── Given records ──

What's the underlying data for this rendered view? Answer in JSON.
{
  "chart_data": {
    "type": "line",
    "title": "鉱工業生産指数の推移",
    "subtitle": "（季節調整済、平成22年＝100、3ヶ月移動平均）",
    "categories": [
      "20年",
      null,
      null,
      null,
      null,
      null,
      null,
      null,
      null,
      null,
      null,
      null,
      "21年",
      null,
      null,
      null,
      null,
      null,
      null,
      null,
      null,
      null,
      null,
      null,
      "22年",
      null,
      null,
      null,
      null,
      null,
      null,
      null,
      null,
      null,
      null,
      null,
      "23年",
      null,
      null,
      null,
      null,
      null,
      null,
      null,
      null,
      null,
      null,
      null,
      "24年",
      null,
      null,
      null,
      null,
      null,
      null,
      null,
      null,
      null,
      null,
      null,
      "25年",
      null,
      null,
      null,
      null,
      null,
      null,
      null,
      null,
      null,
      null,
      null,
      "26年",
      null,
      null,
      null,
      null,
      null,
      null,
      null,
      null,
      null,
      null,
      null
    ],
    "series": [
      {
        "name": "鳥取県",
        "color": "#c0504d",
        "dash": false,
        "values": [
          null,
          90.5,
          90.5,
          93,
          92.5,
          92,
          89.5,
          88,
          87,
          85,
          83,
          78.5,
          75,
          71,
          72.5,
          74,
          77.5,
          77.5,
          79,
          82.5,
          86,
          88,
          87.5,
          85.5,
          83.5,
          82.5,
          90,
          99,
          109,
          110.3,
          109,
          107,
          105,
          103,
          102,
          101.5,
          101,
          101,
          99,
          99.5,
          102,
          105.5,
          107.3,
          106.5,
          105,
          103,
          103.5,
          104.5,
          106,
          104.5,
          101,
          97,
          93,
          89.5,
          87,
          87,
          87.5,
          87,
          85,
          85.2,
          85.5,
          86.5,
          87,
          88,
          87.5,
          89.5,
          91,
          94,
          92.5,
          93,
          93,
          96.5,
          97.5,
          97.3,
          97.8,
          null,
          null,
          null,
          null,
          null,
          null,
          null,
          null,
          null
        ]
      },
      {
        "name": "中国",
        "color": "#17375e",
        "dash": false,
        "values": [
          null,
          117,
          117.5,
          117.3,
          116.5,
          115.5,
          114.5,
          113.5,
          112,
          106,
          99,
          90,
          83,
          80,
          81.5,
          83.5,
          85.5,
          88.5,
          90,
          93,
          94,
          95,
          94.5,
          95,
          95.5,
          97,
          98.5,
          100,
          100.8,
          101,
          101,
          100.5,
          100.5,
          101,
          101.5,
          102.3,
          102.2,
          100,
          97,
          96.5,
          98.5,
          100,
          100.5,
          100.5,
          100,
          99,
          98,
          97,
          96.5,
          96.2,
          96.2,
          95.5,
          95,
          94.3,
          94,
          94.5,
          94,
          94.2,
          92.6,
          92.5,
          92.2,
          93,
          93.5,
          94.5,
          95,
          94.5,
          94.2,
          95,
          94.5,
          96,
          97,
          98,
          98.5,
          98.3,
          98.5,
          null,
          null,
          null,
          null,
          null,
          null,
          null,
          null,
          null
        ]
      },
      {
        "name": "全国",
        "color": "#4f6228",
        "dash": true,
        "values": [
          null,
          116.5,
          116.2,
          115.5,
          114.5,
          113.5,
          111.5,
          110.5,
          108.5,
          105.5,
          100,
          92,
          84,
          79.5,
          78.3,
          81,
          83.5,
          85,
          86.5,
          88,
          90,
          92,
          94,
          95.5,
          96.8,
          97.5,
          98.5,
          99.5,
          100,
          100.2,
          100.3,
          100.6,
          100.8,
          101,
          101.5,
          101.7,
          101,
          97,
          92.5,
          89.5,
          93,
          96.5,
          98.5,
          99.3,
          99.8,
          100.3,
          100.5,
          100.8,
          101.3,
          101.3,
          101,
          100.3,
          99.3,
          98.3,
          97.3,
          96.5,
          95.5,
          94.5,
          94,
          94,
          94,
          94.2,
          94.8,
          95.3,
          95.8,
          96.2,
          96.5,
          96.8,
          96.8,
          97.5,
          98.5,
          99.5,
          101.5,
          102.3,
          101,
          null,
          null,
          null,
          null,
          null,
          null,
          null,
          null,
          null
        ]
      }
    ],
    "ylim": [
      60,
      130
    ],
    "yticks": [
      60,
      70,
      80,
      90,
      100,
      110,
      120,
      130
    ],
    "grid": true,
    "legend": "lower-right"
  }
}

───
── Given records ──

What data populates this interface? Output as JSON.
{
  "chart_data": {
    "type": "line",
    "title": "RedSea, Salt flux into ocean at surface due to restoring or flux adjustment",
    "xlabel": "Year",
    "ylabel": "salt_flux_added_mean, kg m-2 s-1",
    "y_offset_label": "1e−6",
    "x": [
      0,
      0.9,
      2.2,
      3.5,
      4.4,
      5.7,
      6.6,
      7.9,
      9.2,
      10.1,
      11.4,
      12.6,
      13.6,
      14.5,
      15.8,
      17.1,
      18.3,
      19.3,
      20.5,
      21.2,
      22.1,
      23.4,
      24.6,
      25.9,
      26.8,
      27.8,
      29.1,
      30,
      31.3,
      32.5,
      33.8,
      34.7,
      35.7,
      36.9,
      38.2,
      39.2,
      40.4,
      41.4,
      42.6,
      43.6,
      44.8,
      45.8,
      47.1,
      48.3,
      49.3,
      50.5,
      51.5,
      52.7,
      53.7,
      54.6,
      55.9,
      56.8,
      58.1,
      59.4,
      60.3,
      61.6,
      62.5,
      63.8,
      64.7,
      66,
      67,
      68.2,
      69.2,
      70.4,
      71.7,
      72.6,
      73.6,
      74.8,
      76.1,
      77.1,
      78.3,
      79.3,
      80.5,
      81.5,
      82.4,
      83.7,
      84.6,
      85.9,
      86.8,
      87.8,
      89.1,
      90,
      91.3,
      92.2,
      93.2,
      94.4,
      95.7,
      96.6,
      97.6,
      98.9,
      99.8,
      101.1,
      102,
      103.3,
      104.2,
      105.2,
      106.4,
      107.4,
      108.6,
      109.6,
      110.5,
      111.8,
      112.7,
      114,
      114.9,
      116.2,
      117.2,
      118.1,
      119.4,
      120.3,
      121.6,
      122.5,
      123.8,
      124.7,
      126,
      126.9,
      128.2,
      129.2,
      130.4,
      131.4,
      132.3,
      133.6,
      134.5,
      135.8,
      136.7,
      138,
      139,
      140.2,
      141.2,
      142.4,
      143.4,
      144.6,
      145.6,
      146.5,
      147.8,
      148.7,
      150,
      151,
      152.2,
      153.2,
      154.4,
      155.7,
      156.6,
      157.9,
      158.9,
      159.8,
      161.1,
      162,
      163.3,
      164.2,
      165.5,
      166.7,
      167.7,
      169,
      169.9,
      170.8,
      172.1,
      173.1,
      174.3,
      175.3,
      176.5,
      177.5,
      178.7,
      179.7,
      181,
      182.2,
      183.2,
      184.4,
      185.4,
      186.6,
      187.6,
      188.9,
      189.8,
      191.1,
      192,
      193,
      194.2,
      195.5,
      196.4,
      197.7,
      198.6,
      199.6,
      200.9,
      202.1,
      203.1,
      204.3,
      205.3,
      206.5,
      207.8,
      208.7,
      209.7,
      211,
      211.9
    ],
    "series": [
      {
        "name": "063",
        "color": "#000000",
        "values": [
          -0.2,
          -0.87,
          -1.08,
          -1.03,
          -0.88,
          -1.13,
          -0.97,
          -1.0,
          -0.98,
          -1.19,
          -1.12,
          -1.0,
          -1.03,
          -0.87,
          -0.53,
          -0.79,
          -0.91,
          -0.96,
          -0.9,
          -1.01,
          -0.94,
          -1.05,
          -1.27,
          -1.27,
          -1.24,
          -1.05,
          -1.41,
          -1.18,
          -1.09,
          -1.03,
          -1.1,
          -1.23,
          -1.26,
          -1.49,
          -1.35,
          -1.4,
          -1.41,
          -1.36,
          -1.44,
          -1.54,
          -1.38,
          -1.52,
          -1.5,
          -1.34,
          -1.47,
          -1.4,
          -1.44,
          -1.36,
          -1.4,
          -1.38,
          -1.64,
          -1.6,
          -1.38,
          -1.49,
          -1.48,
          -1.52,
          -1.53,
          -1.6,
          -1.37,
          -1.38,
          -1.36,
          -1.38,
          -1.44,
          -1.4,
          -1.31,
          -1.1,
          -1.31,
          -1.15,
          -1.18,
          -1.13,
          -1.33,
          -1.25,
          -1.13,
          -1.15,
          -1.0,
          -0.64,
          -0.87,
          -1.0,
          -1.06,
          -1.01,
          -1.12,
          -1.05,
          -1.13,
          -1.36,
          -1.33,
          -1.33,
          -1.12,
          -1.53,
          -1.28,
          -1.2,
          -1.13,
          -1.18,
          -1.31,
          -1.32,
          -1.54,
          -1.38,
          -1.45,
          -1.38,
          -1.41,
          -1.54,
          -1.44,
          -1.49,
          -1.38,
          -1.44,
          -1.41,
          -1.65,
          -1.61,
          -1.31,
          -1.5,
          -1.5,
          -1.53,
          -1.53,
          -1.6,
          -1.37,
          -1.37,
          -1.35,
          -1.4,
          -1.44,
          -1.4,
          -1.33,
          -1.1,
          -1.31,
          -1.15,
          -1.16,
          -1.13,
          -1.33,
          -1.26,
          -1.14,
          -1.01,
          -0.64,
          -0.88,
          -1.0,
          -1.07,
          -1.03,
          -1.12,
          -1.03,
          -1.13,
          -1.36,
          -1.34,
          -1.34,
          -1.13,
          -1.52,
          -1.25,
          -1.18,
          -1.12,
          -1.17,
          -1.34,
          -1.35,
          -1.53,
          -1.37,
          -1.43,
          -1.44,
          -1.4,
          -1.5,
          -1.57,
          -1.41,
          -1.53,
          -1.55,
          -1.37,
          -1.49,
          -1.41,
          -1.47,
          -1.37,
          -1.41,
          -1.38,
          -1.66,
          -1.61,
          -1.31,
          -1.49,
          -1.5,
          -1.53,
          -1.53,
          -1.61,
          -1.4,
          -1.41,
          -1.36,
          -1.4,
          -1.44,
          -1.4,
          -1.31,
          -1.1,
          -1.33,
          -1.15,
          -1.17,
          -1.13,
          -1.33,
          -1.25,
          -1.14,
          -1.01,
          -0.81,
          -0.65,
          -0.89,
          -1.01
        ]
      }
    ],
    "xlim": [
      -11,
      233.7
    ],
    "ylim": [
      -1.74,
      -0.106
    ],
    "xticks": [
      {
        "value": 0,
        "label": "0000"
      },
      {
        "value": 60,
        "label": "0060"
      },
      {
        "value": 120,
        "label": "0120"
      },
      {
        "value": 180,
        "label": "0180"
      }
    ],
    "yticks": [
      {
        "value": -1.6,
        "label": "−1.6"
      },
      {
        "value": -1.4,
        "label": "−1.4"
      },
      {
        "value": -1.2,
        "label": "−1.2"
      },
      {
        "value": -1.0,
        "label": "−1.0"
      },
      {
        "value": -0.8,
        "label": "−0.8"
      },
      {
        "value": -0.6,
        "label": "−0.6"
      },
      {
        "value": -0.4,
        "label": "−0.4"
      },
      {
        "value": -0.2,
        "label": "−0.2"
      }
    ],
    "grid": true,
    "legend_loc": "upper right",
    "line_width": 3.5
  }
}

───
── Given records ──

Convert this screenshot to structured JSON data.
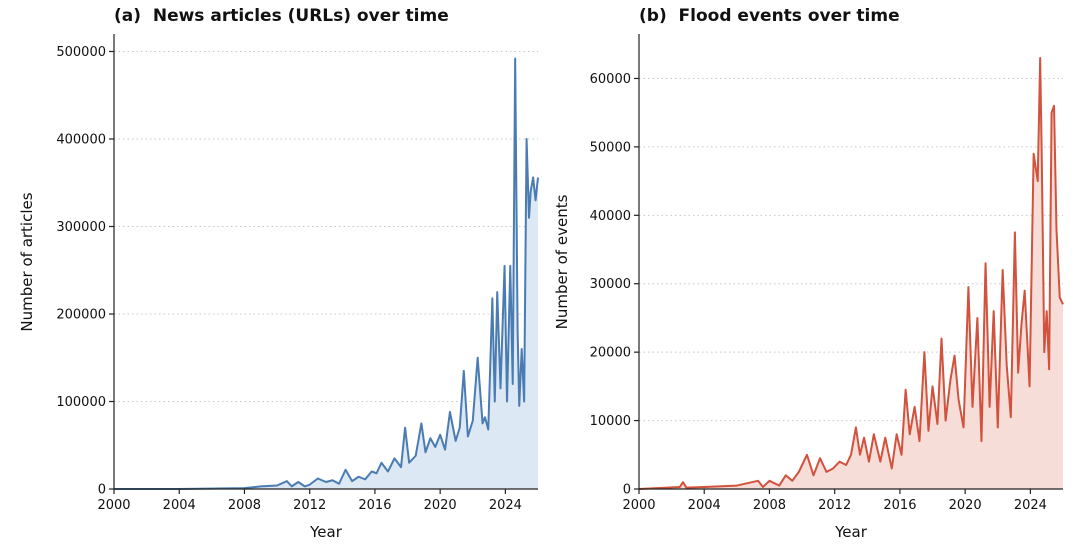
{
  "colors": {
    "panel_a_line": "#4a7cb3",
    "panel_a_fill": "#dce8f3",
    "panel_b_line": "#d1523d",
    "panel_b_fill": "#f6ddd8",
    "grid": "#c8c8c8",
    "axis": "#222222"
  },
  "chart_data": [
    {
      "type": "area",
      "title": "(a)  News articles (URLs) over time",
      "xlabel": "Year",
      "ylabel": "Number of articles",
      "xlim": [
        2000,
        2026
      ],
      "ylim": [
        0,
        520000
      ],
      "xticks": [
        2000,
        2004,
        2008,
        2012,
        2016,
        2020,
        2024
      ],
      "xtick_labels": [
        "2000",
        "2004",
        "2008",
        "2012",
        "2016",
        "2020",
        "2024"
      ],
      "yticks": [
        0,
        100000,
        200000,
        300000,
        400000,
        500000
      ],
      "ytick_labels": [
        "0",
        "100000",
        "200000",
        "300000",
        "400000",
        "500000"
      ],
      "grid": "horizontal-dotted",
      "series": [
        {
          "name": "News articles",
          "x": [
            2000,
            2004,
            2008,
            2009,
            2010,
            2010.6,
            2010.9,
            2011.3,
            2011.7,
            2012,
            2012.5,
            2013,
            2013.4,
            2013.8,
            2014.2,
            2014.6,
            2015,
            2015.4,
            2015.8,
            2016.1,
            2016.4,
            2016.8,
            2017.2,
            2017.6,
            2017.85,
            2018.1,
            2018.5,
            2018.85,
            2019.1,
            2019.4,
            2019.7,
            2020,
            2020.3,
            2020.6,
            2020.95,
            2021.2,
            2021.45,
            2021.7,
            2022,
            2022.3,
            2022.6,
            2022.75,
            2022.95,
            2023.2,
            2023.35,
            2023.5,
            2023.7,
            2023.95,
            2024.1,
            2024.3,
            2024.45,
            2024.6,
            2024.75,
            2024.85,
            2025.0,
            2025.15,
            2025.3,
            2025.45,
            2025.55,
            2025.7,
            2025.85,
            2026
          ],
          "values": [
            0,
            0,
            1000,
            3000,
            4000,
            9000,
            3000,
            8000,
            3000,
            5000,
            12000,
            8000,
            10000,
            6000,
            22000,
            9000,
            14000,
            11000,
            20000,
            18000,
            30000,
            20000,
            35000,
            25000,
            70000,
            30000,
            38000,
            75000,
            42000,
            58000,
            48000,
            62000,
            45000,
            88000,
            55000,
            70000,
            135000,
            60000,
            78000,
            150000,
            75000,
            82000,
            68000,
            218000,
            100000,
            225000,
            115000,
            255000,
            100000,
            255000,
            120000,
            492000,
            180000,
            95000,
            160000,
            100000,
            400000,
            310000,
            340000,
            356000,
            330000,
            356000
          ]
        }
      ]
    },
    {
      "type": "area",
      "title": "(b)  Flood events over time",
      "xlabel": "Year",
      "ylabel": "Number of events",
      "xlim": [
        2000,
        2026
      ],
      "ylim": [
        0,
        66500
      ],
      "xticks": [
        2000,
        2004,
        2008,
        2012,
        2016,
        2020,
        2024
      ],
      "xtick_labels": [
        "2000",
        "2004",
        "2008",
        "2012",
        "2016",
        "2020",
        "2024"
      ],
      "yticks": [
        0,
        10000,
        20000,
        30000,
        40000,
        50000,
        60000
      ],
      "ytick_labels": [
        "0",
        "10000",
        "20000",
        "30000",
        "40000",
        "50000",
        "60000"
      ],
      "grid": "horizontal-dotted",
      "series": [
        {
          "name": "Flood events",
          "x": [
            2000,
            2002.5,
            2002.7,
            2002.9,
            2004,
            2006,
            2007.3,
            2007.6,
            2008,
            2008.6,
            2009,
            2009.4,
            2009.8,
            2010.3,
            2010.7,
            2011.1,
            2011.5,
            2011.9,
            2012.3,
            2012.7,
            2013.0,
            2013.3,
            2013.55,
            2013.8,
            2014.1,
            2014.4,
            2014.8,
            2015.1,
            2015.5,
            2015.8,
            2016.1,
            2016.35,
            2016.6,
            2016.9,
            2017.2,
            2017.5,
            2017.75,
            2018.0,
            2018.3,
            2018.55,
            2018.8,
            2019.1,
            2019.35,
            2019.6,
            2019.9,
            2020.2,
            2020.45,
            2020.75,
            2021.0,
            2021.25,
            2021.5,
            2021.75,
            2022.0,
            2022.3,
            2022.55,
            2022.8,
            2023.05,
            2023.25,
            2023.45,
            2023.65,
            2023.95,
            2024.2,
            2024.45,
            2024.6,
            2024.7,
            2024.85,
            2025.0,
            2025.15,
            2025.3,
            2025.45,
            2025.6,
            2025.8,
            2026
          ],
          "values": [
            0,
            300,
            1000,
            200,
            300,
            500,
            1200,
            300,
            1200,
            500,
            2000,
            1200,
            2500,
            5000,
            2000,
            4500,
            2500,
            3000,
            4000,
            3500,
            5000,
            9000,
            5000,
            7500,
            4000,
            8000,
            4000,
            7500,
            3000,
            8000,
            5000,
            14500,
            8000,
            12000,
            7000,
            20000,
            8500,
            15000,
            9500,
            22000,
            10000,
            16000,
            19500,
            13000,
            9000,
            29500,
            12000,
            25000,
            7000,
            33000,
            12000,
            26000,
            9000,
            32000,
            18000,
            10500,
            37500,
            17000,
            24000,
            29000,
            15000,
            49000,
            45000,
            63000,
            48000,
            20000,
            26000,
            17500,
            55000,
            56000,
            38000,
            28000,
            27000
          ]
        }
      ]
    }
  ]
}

───

Give the number of lines in the entries that include the string "this", and nothing more.

- **Exercise result**
3